Stored records:
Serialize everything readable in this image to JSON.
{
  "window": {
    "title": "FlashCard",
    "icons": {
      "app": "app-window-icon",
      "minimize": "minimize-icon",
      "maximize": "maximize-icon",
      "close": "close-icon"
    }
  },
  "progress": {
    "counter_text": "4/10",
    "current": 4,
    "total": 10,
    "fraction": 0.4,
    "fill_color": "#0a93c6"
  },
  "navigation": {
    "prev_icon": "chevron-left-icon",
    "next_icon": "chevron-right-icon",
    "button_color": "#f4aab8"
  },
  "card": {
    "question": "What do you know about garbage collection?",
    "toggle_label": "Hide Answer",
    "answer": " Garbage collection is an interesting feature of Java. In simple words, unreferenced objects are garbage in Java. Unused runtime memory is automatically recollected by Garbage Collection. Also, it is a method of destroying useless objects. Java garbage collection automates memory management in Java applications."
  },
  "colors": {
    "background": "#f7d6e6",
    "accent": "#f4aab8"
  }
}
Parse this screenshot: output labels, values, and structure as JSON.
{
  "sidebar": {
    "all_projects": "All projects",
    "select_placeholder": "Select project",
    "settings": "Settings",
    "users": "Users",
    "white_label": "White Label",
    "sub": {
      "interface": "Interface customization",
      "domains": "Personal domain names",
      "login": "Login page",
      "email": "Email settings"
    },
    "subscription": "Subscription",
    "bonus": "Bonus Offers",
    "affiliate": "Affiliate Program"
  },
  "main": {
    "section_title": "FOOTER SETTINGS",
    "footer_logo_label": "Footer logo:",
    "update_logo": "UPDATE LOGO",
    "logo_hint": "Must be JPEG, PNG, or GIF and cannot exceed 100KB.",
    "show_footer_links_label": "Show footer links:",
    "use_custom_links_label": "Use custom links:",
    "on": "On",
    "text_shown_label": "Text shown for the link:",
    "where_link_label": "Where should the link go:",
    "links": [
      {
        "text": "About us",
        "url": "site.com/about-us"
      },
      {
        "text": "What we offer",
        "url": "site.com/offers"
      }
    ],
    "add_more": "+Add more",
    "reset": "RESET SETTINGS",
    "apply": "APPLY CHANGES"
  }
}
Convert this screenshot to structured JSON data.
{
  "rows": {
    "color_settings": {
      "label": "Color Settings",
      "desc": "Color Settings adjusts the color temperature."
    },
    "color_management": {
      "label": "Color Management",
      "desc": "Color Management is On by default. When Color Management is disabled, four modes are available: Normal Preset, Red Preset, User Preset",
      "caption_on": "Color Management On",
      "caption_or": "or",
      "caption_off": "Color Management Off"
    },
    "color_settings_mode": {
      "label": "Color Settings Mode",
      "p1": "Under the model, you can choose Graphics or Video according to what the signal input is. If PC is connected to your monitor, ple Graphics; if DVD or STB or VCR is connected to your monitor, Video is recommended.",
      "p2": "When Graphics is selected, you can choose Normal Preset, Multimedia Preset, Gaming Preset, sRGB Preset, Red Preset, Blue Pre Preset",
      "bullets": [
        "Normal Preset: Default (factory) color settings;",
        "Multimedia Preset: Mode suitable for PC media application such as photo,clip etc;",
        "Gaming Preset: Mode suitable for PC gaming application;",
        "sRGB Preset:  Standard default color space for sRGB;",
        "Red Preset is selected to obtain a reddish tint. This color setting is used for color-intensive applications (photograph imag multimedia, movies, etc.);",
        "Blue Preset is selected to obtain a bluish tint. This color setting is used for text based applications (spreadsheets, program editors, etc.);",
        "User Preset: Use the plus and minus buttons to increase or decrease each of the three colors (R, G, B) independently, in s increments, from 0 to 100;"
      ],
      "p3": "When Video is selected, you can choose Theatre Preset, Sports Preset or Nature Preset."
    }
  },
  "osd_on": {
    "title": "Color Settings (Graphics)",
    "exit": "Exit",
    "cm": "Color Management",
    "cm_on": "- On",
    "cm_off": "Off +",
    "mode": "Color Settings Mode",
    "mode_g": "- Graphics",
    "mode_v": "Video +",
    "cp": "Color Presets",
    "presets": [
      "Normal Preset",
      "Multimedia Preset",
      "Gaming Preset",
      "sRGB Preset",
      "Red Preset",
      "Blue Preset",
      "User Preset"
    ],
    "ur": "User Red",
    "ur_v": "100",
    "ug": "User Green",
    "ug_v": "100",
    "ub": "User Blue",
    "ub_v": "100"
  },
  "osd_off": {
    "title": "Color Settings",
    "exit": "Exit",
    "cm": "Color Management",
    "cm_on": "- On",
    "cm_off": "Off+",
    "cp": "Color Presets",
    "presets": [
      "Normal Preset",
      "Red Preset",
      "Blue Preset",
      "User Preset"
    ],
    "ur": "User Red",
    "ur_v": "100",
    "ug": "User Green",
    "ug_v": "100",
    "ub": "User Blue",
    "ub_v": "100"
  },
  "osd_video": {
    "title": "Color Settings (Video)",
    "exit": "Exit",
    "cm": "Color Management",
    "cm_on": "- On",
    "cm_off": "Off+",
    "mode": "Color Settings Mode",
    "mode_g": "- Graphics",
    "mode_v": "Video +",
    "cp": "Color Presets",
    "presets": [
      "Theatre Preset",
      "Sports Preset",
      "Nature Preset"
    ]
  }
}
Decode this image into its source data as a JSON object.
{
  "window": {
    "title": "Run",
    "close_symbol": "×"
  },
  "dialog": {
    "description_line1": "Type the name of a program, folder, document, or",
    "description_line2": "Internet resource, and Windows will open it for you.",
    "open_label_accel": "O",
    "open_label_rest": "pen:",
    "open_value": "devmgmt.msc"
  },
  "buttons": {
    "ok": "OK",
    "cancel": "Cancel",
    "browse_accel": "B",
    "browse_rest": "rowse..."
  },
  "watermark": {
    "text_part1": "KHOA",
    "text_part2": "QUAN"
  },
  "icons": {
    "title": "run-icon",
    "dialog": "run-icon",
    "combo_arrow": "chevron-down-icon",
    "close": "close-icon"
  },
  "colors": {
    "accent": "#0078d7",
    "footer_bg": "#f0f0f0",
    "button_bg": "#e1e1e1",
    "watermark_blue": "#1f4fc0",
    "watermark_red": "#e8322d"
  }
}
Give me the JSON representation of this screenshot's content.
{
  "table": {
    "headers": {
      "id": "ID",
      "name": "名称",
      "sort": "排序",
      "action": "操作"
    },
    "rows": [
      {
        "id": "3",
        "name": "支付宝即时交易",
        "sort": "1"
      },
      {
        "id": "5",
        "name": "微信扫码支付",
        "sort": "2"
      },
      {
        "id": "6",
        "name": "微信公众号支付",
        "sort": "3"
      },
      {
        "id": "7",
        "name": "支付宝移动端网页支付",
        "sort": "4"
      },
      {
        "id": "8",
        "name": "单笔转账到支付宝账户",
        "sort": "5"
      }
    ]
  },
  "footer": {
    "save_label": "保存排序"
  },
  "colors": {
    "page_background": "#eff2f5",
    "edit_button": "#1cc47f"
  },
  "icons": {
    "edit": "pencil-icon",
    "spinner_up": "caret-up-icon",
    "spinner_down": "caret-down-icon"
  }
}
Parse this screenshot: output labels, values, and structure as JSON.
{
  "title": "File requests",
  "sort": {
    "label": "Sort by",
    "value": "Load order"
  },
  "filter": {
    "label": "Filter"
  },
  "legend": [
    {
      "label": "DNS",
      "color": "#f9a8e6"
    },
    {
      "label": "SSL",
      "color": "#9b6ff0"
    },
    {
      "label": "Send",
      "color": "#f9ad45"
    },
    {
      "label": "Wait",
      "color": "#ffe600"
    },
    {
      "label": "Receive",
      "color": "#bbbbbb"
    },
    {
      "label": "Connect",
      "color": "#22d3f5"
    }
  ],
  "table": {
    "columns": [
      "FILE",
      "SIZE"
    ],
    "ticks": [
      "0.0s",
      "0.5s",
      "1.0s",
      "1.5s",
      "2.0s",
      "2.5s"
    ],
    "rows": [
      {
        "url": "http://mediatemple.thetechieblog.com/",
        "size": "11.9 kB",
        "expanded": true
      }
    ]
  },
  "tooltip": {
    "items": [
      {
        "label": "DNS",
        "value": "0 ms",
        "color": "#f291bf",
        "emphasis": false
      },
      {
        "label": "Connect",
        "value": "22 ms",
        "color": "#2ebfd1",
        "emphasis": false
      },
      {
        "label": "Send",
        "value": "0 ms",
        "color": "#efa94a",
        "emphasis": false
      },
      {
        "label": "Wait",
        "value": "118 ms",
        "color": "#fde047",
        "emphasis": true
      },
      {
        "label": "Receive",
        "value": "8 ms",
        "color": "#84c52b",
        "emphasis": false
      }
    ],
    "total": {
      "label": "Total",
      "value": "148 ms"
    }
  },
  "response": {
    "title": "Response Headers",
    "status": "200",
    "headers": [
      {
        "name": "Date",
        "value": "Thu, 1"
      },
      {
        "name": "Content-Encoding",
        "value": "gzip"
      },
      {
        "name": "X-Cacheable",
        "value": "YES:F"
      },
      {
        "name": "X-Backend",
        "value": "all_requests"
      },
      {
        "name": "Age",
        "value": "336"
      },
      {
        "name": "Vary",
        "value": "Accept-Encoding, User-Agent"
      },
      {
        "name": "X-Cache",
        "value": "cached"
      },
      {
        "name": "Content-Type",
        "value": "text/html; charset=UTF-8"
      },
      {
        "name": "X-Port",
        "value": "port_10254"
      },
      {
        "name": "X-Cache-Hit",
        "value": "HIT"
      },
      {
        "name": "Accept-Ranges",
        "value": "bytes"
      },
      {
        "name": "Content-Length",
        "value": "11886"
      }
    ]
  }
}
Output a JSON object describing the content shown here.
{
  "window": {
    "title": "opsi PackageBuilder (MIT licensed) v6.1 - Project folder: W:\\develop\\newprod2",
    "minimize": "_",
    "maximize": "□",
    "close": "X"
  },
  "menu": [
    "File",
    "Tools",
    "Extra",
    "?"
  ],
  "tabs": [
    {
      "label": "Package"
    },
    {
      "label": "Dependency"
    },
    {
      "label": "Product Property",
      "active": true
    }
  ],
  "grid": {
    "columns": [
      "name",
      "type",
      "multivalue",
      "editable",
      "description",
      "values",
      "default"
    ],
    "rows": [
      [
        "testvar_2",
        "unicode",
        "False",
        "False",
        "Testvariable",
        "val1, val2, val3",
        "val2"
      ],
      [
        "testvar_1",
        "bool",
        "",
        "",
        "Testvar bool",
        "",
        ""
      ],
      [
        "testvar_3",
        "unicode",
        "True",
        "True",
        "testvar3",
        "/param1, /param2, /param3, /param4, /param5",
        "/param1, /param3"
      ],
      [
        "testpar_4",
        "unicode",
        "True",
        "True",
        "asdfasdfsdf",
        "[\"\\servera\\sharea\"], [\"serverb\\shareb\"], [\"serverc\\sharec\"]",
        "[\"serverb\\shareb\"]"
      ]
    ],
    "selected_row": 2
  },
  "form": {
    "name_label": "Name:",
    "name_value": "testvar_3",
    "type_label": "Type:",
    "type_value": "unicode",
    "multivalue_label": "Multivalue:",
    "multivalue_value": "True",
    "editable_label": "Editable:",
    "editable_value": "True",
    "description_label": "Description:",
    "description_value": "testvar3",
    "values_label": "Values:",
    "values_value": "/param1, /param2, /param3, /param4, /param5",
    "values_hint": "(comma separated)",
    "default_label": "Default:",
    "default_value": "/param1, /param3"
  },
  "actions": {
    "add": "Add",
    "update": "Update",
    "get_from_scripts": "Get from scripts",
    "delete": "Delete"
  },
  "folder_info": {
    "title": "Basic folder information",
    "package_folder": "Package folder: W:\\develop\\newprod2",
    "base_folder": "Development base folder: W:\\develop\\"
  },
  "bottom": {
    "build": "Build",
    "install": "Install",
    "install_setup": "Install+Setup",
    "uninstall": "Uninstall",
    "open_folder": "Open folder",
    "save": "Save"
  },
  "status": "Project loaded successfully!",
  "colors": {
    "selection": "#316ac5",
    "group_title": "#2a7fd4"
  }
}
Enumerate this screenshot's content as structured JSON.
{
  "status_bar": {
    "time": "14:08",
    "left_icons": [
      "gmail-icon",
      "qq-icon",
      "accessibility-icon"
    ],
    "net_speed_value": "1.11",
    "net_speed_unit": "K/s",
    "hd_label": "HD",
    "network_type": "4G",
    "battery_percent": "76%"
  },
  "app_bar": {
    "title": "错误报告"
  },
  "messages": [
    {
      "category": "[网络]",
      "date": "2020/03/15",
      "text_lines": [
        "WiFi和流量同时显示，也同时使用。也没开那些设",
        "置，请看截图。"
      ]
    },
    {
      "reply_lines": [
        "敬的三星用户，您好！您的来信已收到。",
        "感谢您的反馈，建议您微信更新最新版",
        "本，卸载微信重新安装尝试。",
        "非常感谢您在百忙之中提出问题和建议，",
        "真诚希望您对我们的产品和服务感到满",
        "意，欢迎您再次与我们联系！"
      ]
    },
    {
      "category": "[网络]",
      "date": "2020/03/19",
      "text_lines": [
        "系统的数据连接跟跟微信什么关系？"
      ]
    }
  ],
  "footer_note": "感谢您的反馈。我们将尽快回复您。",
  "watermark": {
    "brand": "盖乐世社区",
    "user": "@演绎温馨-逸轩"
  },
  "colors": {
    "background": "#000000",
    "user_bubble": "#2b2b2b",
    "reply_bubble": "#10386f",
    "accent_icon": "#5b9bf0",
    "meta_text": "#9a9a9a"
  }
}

*EXERCISE AIM:* Extract each line from the entries above that contains the string "data".

*EXPECTED OUTPUT:*
Convert this screenshot to structured JSON data.
Decode this image into its source data as a JSON object.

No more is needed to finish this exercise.